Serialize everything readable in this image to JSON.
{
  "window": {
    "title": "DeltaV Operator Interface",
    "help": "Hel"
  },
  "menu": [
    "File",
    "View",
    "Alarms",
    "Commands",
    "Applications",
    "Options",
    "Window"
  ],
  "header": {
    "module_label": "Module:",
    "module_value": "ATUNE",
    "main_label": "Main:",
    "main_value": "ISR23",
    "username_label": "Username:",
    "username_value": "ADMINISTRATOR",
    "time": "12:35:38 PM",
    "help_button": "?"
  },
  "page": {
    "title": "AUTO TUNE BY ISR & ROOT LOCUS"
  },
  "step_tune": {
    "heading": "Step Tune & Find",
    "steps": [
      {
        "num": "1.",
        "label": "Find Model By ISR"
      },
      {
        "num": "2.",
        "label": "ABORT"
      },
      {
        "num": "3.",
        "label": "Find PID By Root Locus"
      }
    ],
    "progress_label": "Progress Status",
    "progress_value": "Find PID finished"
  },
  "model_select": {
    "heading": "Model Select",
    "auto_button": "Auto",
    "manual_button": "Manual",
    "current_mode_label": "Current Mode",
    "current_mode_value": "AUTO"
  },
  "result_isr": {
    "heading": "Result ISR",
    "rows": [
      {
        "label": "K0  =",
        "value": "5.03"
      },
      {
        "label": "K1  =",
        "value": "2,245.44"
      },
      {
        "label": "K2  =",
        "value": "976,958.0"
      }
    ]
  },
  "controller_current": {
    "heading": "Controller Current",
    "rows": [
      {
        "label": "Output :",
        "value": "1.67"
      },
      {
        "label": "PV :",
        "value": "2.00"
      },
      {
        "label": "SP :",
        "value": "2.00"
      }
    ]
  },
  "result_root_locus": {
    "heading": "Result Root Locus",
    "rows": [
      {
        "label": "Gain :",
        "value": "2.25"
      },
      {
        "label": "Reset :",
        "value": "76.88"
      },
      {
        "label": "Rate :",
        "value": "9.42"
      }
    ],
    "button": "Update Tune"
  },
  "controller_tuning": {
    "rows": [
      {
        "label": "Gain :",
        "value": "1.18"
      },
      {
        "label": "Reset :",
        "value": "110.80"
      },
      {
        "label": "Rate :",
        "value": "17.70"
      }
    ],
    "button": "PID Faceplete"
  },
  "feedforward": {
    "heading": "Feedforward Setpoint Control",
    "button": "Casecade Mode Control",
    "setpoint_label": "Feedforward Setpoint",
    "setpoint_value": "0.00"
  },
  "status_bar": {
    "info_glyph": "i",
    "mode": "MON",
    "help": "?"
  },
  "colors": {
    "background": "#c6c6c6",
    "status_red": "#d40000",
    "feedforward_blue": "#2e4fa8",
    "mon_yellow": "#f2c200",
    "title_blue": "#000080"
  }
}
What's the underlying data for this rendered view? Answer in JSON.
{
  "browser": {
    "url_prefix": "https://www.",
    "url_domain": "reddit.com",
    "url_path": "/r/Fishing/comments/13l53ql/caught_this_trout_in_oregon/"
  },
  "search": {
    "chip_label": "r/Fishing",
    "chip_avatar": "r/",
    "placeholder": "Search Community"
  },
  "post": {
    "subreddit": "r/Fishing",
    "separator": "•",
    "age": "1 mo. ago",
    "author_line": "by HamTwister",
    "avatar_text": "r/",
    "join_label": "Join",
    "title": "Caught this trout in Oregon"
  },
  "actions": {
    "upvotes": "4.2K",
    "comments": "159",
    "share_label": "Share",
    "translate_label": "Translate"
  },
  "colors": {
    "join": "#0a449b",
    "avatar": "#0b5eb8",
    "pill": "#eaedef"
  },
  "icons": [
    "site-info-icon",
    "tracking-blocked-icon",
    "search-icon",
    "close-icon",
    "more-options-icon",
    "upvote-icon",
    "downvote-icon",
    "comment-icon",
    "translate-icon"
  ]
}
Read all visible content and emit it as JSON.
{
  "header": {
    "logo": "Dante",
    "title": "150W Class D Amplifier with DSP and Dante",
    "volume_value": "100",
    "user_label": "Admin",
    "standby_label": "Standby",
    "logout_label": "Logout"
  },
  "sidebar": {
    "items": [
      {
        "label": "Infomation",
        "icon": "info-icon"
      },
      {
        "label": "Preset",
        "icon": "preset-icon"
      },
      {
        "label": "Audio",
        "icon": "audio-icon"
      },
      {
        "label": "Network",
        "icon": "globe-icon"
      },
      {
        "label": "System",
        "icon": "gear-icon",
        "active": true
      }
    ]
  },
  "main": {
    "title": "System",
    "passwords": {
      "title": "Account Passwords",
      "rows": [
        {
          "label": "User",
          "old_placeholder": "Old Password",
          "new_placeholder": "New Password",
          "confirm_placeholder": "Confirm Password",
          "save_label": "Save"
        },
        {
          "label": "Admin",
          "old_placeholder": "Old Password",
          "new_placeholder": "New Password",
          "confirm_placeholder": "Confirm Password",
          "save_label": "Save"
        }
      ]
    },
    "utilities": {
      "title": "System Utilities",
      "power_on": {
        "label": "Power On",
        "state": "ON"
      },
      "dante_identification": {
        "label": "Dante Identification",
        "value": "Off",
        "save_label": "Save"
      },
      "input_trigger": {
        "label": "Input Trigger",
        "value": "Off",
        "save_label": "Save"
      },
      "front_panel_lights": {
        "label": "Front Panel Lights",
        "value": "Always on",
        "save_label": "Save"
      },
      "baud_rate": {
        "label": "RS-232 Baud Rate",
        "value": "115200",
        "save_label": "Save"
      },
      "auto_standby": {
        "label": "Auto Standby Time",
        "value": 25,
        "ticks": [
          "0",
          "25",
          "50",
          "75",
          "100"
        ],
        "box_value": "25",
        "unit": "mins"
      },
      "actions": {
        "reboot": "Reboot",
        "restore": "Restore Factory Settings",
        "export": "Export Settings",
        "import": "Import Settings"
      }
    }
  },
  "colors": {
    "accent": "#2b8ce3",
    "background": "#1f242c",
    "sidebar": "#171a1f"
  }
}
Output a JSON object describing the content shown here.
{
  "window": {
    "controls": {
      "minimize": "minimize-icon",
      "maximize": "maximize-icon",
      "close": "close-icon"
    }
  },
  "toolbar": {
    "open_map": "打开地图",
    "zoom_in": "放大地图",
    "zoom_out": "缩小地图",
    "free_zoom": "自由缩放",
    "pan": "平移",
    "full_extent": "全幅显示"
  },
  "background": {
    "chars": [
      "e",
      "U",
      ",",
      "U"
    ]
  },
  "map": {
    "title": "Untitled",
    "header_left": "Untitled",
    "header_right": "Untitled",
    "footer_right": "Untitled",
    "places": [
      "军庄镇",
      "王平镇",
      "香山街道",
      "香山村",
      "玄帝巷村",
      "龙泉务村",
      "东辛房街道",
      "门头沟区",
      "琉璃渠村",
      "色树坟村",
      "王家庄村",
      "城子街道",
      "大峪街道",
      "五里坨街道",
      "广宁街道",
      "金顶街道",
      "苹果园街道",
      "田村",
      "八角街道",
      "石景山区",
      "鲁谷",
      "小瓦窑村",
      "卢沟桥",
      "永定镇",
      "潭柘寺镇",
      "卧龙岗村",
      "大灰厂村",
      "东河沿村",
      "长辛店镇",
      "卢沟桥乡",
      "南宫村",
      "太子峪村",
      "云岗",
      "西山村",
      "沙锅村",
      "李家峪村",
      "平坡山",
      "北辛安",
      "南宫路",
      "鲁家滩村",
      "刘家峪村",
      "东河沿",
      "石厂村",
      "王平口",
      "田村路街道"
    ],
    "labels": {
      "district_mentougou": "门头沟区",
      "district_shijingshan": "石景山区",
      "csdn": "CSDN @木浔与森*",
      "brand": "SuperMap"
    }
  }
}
■ ■ ■ ■ ■
_What you are asked to do_: Using the data above, copy each line that contains "Settings".

_The output_:
        "restore": "Restore Factory Settings",
        "export": "Export Settings",
        "import": "Import Settings"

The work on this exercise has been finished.